# [Exercise]
Omit every picture and return the rest of the data unaltered.

Extracted records:
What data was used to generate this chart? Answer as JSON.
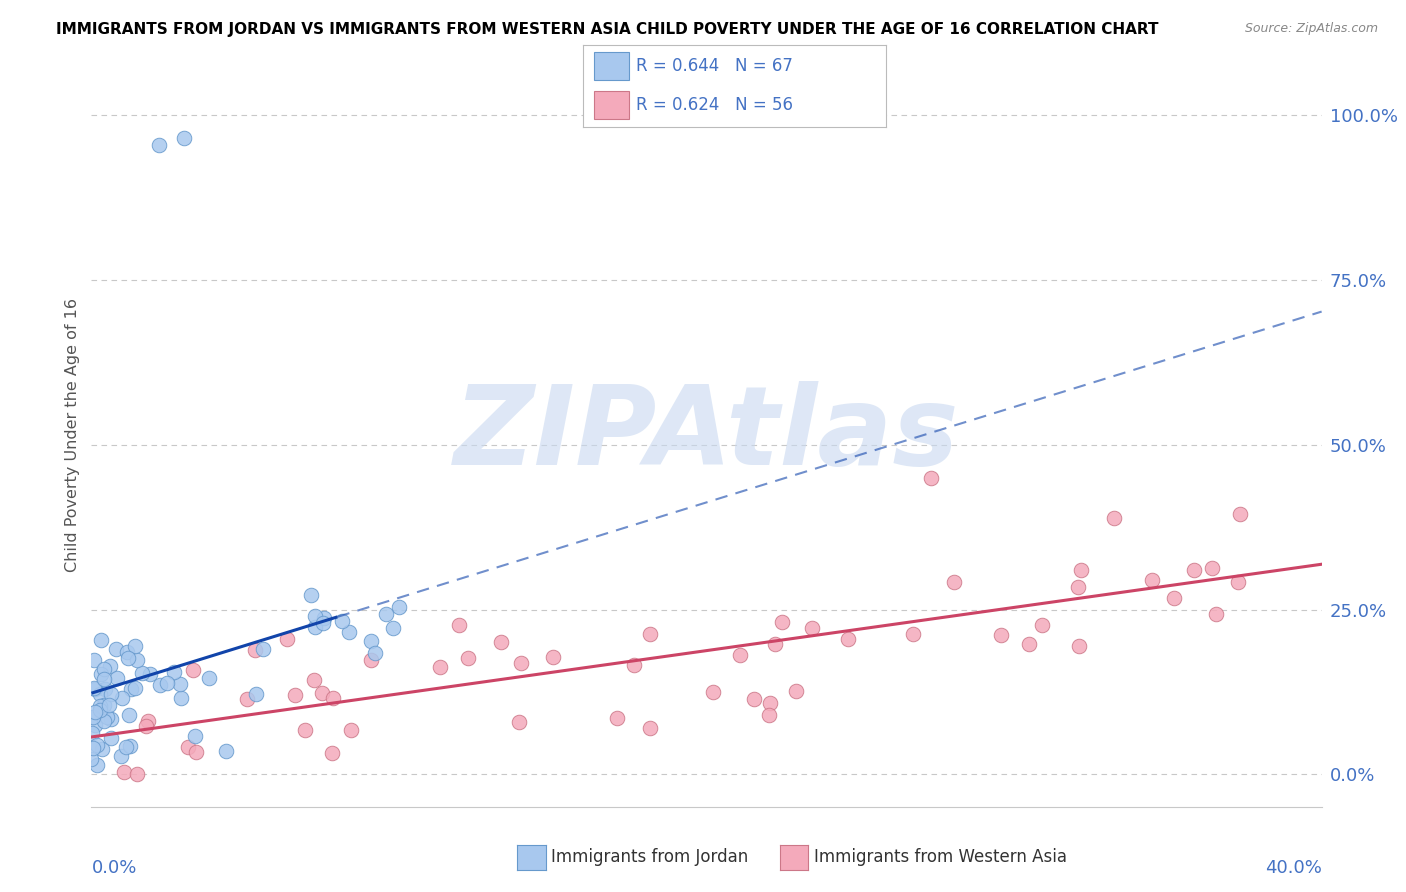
{
  "title": "IMMIGRANTS FROM JORDAN VS IMMIGRANTS FROM WESTERN ASIA CHILD POVERTY UNDER THE AGE OF 16 CORRELATION CHART",
  "source": "Source: ZipAtlas.com",
  "ylabel": "Child Poverty Under the Age of 16",
  "xlim": [
    0.0,
    0.4
  ],
  "ylim": [
    -0.05,
    1.08
  ],
  "yticks": [
    0.0,
    0.25,
    0.5,
    0.75,
    1.0
  ],
  "ytick_labels": [
    "0.0%",
    "25.0%",
    "50.0%",
    "75.0%",
    "100.0%"
  ],
  "xtick_label_left": "0.0%",
  "xtick_label_right": "40.0%",
  "jordan_color": "#A8C8EE",
  "jordan_edge": "#6699CC",
  "western_color": "#F4AABB",
  "western_edge": "#CC7788",
  "jordan_R": 0.644,
  "jordan_N": 67,
  "western_R": 0.624,
  "western_N": 56,
  "jordan_line_color": "#1144AA",
  "western_line_color": "#CC4466",
  "watermark": "ZIPAtlas",
  "watermark_color": "#C8D8F0",
  "legend_label_jordan": "Immigrants from Jordan",
  "legend_label_western": "Immigrants from Western Asia",
  "background_color": "#FFFFFF",
  "grid_color": "#C8C8C8",
  "title_color": "#000000",
  "label_color": "#4472C4",
  "axis_label_color": "#555555",
  "source_color": "#888888"
}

# [Answer to this problem]
What data was used to generate this chart? Answer as JSON.
{
  "title": "IMMIGRANTS FROM JORDAN VS IMMIGRANTS FROM WESTERN ASIA CHILD POVERTY UNDER THE AGE OF 16 CORRELATION CHART",
  "source": "Source: ZipAtlas.com",
  "ylabel": "Child Poverty Under the Age of 16",
  "xlim": [
    0.0,
    0.4
  ],
  "ylim": [
    -0.05,
    1.08
  ],
  "yticks": [
    0.0,
    0.25,
    0.5,
    0.75,
    1.0
  ],
  "ytick_labels": [
    "0.0%",
    "25.0%",
    "50.0%",
    "75.0%",
    "100.0%"
  ],
  "xtick_label_left": "0.0%",
  "xtick_label_right": "40.0%",
  "jordan_color": "#A8C8EE",
  "jordan_edge": "#6699CC",
  "western_color": "#F4AABB",
  "western_edge": "#CC7788",
  "jordan_R": 0.644,
  "jordan_N": 67,
  "western_R": 0.624,
  "western_N": 56,
  "jordan_line_color": "#1144AA",
  "western_line_color": "#CC4466",
  "watermark": "ZIPAtlas",
  "watermark_color": "#C8D8F0",
  "legend_label_jordan": "Immigrants from Jordan",
  "legend_label_western": "Immigrants from Western Asia",
  "background_color": "#FFFFFF",
  "grid_color": "#C8C8C8",
  "title_color": "#000000",
  "label_color": "#4472C4",
  "axis_label_color": "#555555",
  "source_color": "#888888"
}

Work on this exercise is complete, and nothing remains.